**THE REQUEST**
Output the full listing below exactly as it reads, and skip anything that is a picture.

── TASK INPUT

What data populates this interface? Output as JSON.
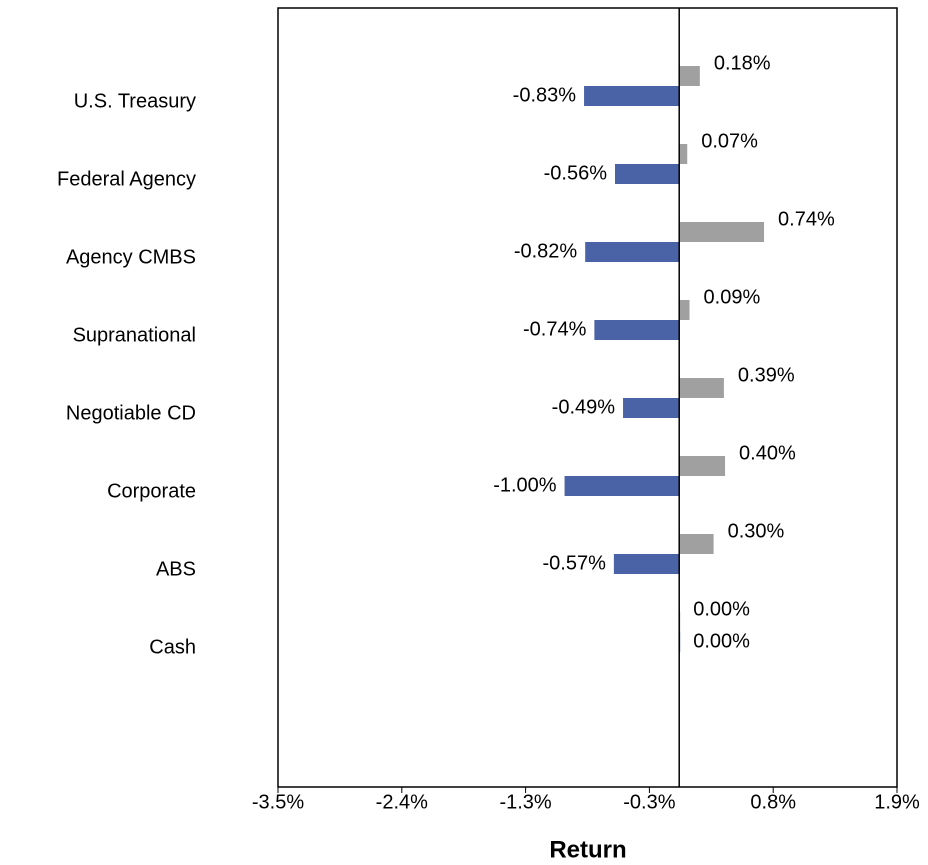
{
  "chart_data": {
    "type": "hbar",
    "x_label": "Return",
    "categories": [
      "U.S. Treasury",
      "Federal Agency",
      "Agency CMBS",
      "Supranational",
      "Negotiable CD",
      "Corporate",
      "ABS",
      "Cash"
    ],
    "series": [
      {
        "color": "#a0a0a0",
        "values": [
          0.18,
          0.07,
          0.74,
          0.09,
          0.39,
          0.4,
          0.3,
          0.0
        ],
        "value_labels": [
          "0.18%",
          "0.07%",
          "0.74%",
          "0.09%",
          "0.39%",
          "0.40%",
          "0.30%",
          "0.00%"
        ]
      },
      {
        "color": "#4a62a6",
        "values": [
          -0.83,
          -0.56,
          -0.82,
          -0.74,
          -0.49,
          -1.0,
          -0.57,
          0.0
        ],
        "value_labels": [
          "-0.83%",
          "-0.56%",
          "-0.82%",
          "-0.74%",
          "-0.49%",
          "-1.00%",
          "-0.57%",
          "0.00%"
        ]
      }
    ],
    "xlim": [
      -3.5,
      1.9
    ],
    "xticks": [
      {
        "value": -3.5,
        "label": "-3.5%"
      },
      {
        "value": -2.42,
        "label": "-2.4%"
      },
      {
        "value": -1.34,
        "label": "-1.3%"
      },
      {
        "value": -0.26,
        "label": "-0.3%"
      },
      {
        "value": 0.82,
        "label": "0.8%"
      },
      {
        "value": 1.9,
        "label": "1.9%"
      }
    ]
  }
}
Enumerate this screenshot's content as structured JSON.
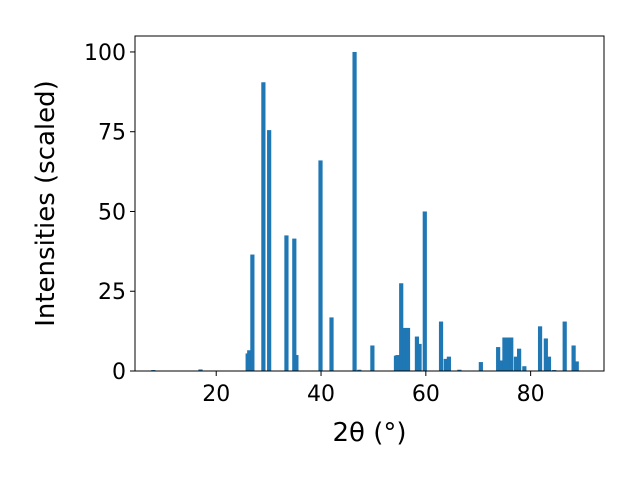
{
  "chart_data": {
    "type": "bar",
    "title": "",
    "xlabel": "2θ (°)",
    "ylabel": "Intensities (scaled)",
    "xlim": [
      4.5,
      94
    ],
    "ylim": [
      0,
      105
    ],
    "xticks": [
      20,
      40,
      60,
      80
    ],
    "yticks": [
      0,
      25,
      50,
      75,
      100
    ],
    "bar_width": 0.8,
    "color": "#1f77b4",
    "grid": false,
    "x": [
      8.0,
      17.0,
      26.0,
      26.3,
      26.9,
      29.0,
      30.1,
      33.4,
      34.9,
      35.3,
      39.9,
      42.0,
      46.4,
      47.3,
      49.8,
      54.3,
      54.6,
      55.3,
      56.0,
      56.6,
      58.3,
      58.8,
      59.8,
      62.9,
      63.8,
      64.4,
      66.4,
      70.5,
      73.8,
      74.3,
      75.0,
      75.6,
      76.3,
      77.2,
      77.8,
      78.8,
      81.8,
      82.9,
      83.5,
      84.5,
      86.5,
      88.2,
      88.8
    ],
    "values": [
      0.3,
      0.5,
      5.5,
      6.5,
      36.5,
      90.5,
      75.5,
      42.5,
      41.5,
      5.0,
      66.0,
      16.8,
      100.0,
      0.4,
      8.0,
      4.8,
      5.0,
      27.5,
      13.5,
      13.5,
      10.8,
      8.5,
      50.0,
      15.5,
      3.8,
      4.5,
      0.4,
      2.8,
      7.5,
      3.3,
      10.5,
      10.5,
      10.5,
      4.5,
      7.0,
      1.5,
      14.0,
      10.2,
      4.5,
      0.3,
      15.5,
      8.0,
      3.0
    ]
  }
}
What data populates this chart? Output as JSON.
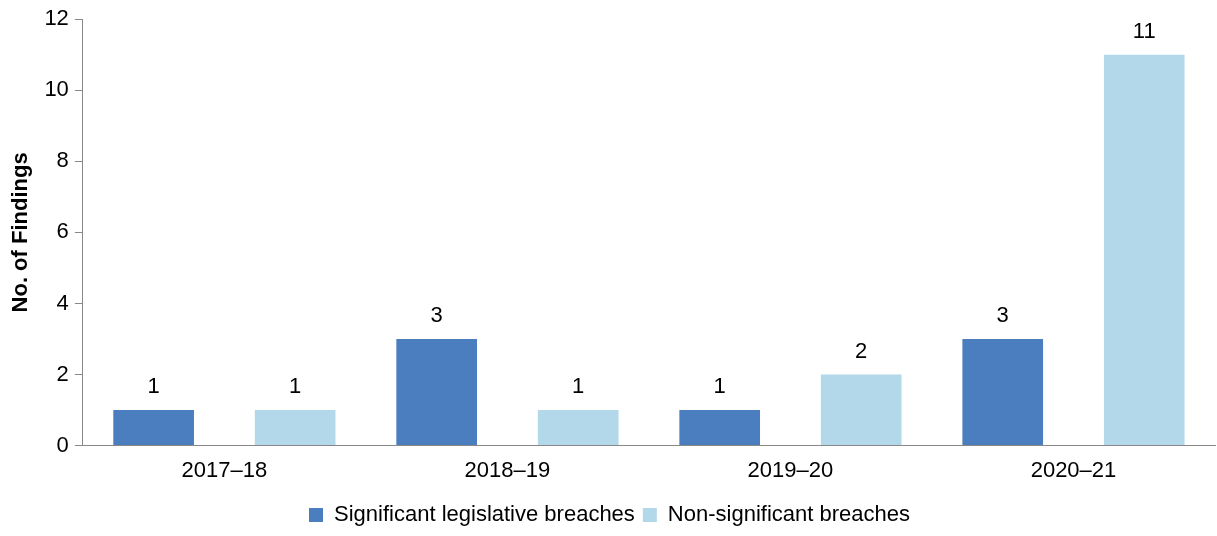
{
  "chart_data": {
    "type": "bar",
    "ylabel": "No. of Findings",
    "categories": [
      "2017–18",
      "2018–19",
      "2019–20",
      "2020–21"
    ],
    "series": [
      {
        "name": "Significant legislative breaches",
        "color": "#4a7ebf",
        "values": [
          1,
          3,
          1,
          3
        ]
      },
      {
        "name": "Non-significant breaches",
        "color": "#b3d8ea",
        "values": [
          1,
          1,
          2,
          11
        ]
      }
    ],
    "ylim": [
      0,
      12
    ],
    "yticks": [
      0,
      2,
      4,
      6,
      8,
      10,
      12
    ],
    "grid": false,
    "legend": "bottom",
    "data_labels": true
  }
}
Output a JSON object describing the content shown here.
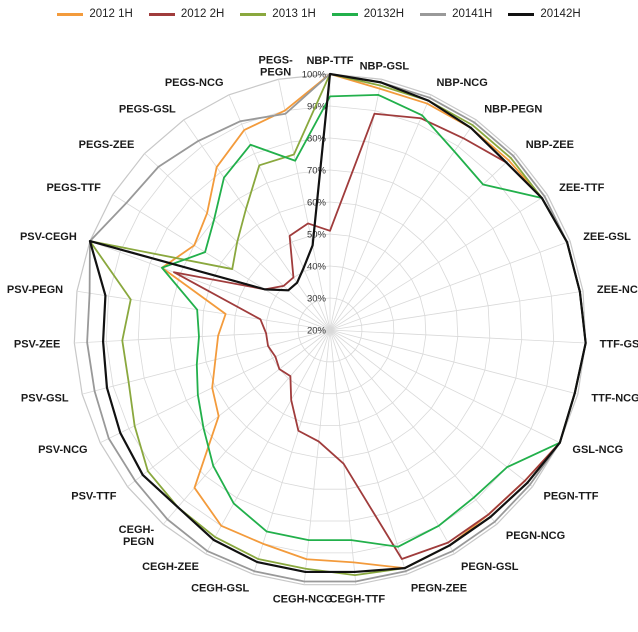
{
  "chart_data": {
    "type": "radar",
    "title": "",
    "r_range": [
      20,
      100
    ],
    "r_ticks": [
      "20%",
      "30%",
      "40%",
      "50%",
      "60%",
      "70%",
      "80%",
      "90%",
      "100%"
    ],
    "grid": true,
    "legend_position": "top",
    "categories": [
      "NBP-TTF",
      "NBP-GSL",
      "NBP-NCG",
      "NBP-PEGN",
      "NBP-ZEE",
      "ZEE-TTF",
      "ZEE-GSL",
      "ZEE-NCG",
      "TTF-GSL",
      "TTF-NCG",
      "GSL-NCG",
      "PEGN-TTF",
      "PEGN-NCG",
      "PEGN-GSL",
      "PEGN-ZEE",
      "CEGH-TTF",
      "CEGH-NCG",
      "CEGH-GSL",
      "CEGH-ZEE",
      "CEGH-PEGN",
      "PSV-TTF",
      "PSV-NCG",
      "PSV-GSL",
      "PSV-ZEE",
      "PSV-PEGN",
      "PSV-CEGH",
      "PEGS-TTF",
      "PEGS-ZEE",
      "PEGS-GSL",
      "PEGS-NCG",
      "PEGS-PEGN"
    ],
    "series": [
      {
        "name": "2012 1H",
        "color": "#f39b3c",
        "values": [
          100,
          97,
          97,
          97,
          97,
          98,
          99,
          99,
          100,
          99,
          100,
          97,
          96,
          97,
          98,
          93,
          92,
          90,
          90,
          85,
          64,
          61,
          57,
          55,
          53,
          76,
          70,
          73,
          82,
          88,
          90
        ]
      },
      {
        "name": "2012 2H",
        "color": "#a03c3c",
        "values": [
          51,
          89,
          92,
          93,
          96,
          98,
          99,
          99,
          100,
          99,
          100,
          97,
          96,
          96,
          95,
          62,
          55,
          53,
          45,
          39,
          40,
          39,
          40,
          40,
          42,
          72,
          44,
          40,
          40,
          52,
          54
        ]
      },
      {
        "name": "2013 1H",
        "color": "#8aa83e",
        "values": [
          100,
          98,
          98,
          98,
          98,
          98,
          99,
          99,
          100,
          99,
          100,
          98,
          97,
          97,
          98,
          97,
          95,
          95,
          94,
          93,
          92,
          88,
          85,
          85,
          83,
          100,
          56,
          60,
          66,
          76,
          76
        ]
      },
      {
        "name": "20132H",
        "color": "#22b04b",
        "values": [
          93,
          95,
          93,
          88,
          86,
          98,
          99,
          99,
          100,
          99,
          100,
          90,
          89,
          90,
          91,
          86,
          86,
          86,
          82,
          76,
          70,
          66,
          63,
          61,
          62,
          76,
          66,
          70,
          78,
          83,
          74
        ]
      },
      {
        "name": "20141H",
        "color": "#999999",
        "values": [
          100,
          99,
          99,
          99,
          99,
          99,
          99,
          99,
          100,
          99,
          100,
          99,
          99,
          99,
          99,
          99,
          99,
          99,
          99,
          98,
          97,
          97,
          96,
          96,
          96,
          100,
          95,
          94,
          92,
          91,
          89
        ]
      },
      {
        "name": "20142H",
        "color": "#111111",
        "values": [
          100,
          99,
          98,
          97,
          96,
          98,
          99,
          99,
          100,
          99,
          100,
          98,
          97,
          97,
          98,
          96,
          96,
          96,
          95,
          93,
          94,
          93,
          92,
          91,
          91,
          100,
          44,
          38,
          38,
          41,
          47
        ]
      }
    ]
  }
}
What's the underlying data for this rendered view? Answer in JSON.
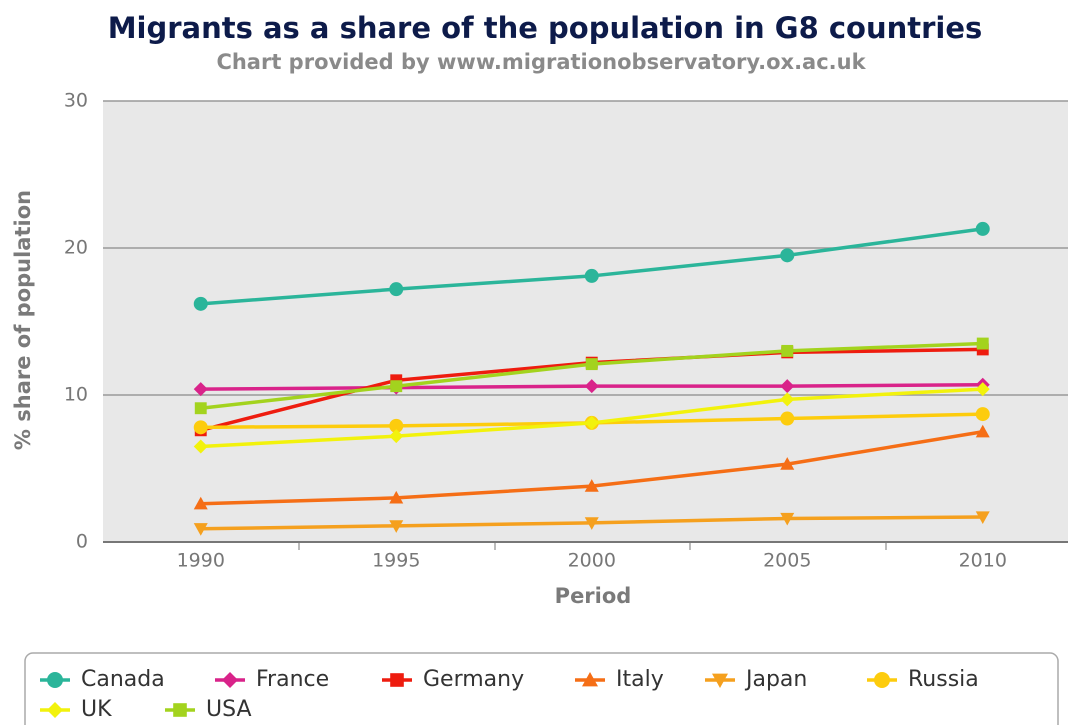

────

**TASK ANSWER**
What data populates this interface? Output as JSON.
{
  "chart_data": {
    "type": "hbar",
    "x_label": "Return",
    "categories": [
      "U.S. Treasury",
      "Federal Agency",
      "Agency CMBS",
      "Supranational",
      "Negotiable CD",
      "Corporate",
      "ABS",
      "Cash"
    ],
    "series": [
      {
        "color": "#a0a0a0",
        "values": [
          0.18,
          0.07,
          0.74,
          0.09,
          0.39,
          0.4,
          0.3,
          0.0
        ],
        "value_labels": [
          "0.18%",
          "0.07%",
          "0.74%",
          "0.09%",
          "0.39%",
          "0.40%",
          "0.30%",
          "0.00%"
        ]
      },
      {
        "color": "#4a62a6",
        "values": [
          -0.83,
          -0.56,
          -0.82,
          -0.74,
          -0.49,
          -1.0,
          -0.57,
          0.0
        ],
        "value_labels": [
          "-0.83%",
          "-0.56%",
          "-0.82%",
          "-0.74%",
          "-0.49%",
          "-1.00%",
          "-0.57%",
          "0.00%"
        ]
      }
    ],
    "xlim": [
      -3.5,
      1.9
    ],
    "xticks": [
      {
        "value": -3.5,
        "label": "-3.5%"
      },
      {
        "value": -2.42,
        "label": "-2.4%"
      },
      {
        "value": -1.34,
        "label": "-1.3%"
      },
      {
        "value": -0.26,
        "label": "-0.3%"
      },
      {
        "value": 0.82,
        "label": "0.8%"
      },
      {
        "value": 1.9,
        "label": "1.9%"
      }
    ]
  }
}
Enumerate this screenshot's content as structured JSON.
{
  "chart_data": {
    "type": "bar",
    "title": "",
    "xlabel": "2θ (°)",
    "ylabel": "Intensities (scaled)",
    "xlim": [
      4.5,
      94
    ],
    "ylim": [
      0,
      105
    ],
    "xticks": [
      20,
      40,
      60,
      80
    ],
    "yticks": [
      0,
      25,
      50,
      75,
      100
    ],
    "bar_width": 0.8,
    "color": "#1f77b4",
    "grid": false,
    "x": [
      8.0,
      17.0,
      26.0,
      26.3,
      26.9,
      29.0,
      30.1,
      33.4,
      34.9,
      35.3,
      39.9,
      42.0,
      46.4,
      47.3,
      49.8,
      54.3,
      54.6,
      55.3,
      56.0,
      56.6,
      58.3,
      58.8,
      59.8,
      62.9,
      63.8,
      64.4,
      66.4,
      70.5,
      73.8,
      74.3,
      75.0,
      75.6,
      76.3,
      77.2,
      77.8,
      78.8,
      81.8,
      82.9,
      83.5,
      84.5,
      86.5,
      88.2,
      88.8
    ],
    "values": [
      0.3,
      0.5,
      5.5,
      6.5,
      36.5,
      90.5,
      75.5,
      42.5,
      41.5,
      5.0,
      66.0,
      16.8,
      100.0,
      0.4,
      8.0,
      4.8,
      5.0,
      27.5,
      13.5,
      13.5,
      10.8,
      8.5,
      50.0,
      15.5,
      3.8,
      4.5,
      0.4,
      2.8,
      7.5,
      3.3,
      10.5,
      10.5,
      10.5,
      4.5,
      7.0,
      1.5,
      14.0,
      10.2,
      4.5,
      0.3,
      15.5,
      8.0,
      3.0
    ]
  }
}
What data populates this chart? Output as JSON.
{
  "chart_data": {
    "type": "bar",
    "ylabel": "No. of Findings",
    "categories": [
      "2017–18",
      "2018–19",
      "2019–20",
      "2020–21"
    ],
    "series": [
      {
        "name": "Significant legislative breaches",
        "color": "#4a7ebf",
        "values": [
          1,
          3,
          1,
          3
        ]
      },
      {
        "name": "Non-significant breaches",
        "color": "#b3d8ea",
        "values": [
          1,
          1,
          2,
          11
        ]
      }
    ],
    "ylim": [
      0,
      12
    ],
    "yticks": [
      0,
      2,
      4,
      6,
      8,
      10,
      12
    ],
    "grid": false,
    "legend": "bottom",
    "data_labels": true
  }
}
Output a JSON object describing the content shown here.
{
  "chart_data": {
    "type": "radar",
    "title": "",
    "r_range": [
      20,
      100
    ],
    "r_ticks": [
      "20%",
      "30%",
      "40%",
      "50%",
      "60%",
      "70%",
      "80%",
      "90%",
      "100%"
    ],
    "grid": true,
    "legend_position": "top",
    "categories": [
      "NBP-TTF",
      "NBP-GSL",
      "NBP-NCG",
      "NBP-PEGN",
      "NBP-ZEE",
      "ZEE-TTF",
      "ZEE-GSL",
      "ZEE-NCG",
      "TTF-GSL",
      "TTF-NCG",
      "GSL-NCG",
      "PEGN-TTF",
      "PEGN-NCG",
      "PEGN-GSL",
      "PEGN-ZEE",
      "CEGH-TTF",
      "CEGH-NCG",
      "CEGH-GSL",
      "CEGH-ZEE",
      "CEGH-PEGN",
      "PSV-TTF",
      "PSV-NCG",
      "PSV-GSL",
      "PSV-ZEE",
      "PSV-PEGN",
      "PSV-CEGH",
      "PEGS-TTF",
      "PEGS-ZEE",
      "PEGS-GSL",
      "PEGS-NCG",
      "PEGS-PEGN"
    ],
    "series": [
      {
        "name": "2012 1H",
        "color": "#f39b3c",
        "values": [
          100,
          97,
          97,
          97,
          97,
          98,
          99,
          99,
          100,
          99,
          100,
          97,
          96,
          97,
          98,
          93,
          92,
          90,
          90,
          85,
          64,
          61,
          57,
          55,
          53,
          76,
          70,
          73,
          82,
          88,
          90
        ]
      },
      {
        "name": "2012 2H",
        "color": "#a03c3c",
        "values": [
          51,
          89,
          92,
          93,
          96,
          98,
          99,
          99,
          100,
          99,
          100,
          97,
          96,
          96,
          95,
          62,
          55,
          53,
          45,
          39,
          40,
          39,
          40,
          40,
          42,
          72,
          44,
          40,
          40,
          52,
          54
        ]
      },
      {
        "name": "2013 1H",
        "color": "#8aa83e",
        "values": [
          100,
          98,
          98,
          98,
          98,
          98,
          99,
          99,
          100,
          99,
          100,
          98,
          97,
          97,
          98,
          97,
          95,
          95,
          94,
          93,
          92,
          88,
          85,
          85,
          83,
          100,
          56,
          60,
          66,
          76,
          76
        ]
      },
      {
        "name": "20132H",
        "color": "#22b04b",
        "values": [
          93,
          95,
          93,
          88,
          86,
          98,
          99,
          99,
          100,
          99,
          100,
          90,
          89,
          90,
          91,
          86,
          86,
          86,
          82,
          76,
          70,
          66,
          63,
          61,
          62,
          76,
          66,
          70,
          78,
          83,
          74
        ]
      },
      {
        "name": "20141H",
        "color": "#999999",
        "values": [
          100,
          99,
          99,
          99,
          99,
          99,
          99,
          99,
          100,
          99,
          100,
          99,
          99,
          99,
          99,
          99,
          99,
          99,
          99,
          98,
          97,
          97,
          96,
          96,
          96,
          100,
          95,
          94,
          92,
          91,
          89
        ]
      },
      {
        "name": "20142H",
        "color": "#111111",
        "values": [
          100,
          99,
          98,
          97,
          96,
          98,
          99,
          99,
          100,
          99,
          100,
          98,
          97,
          97,
          98,
          96,
          96,
          96,
          95,
          93,
          94,
          93,
          92,
          91,
          91,
          100,
          44,
          38,
          38,
          41,
          47
        ]
      }
    ]
  }
}
What's the underlying data for this rendered view? Answer in JSON.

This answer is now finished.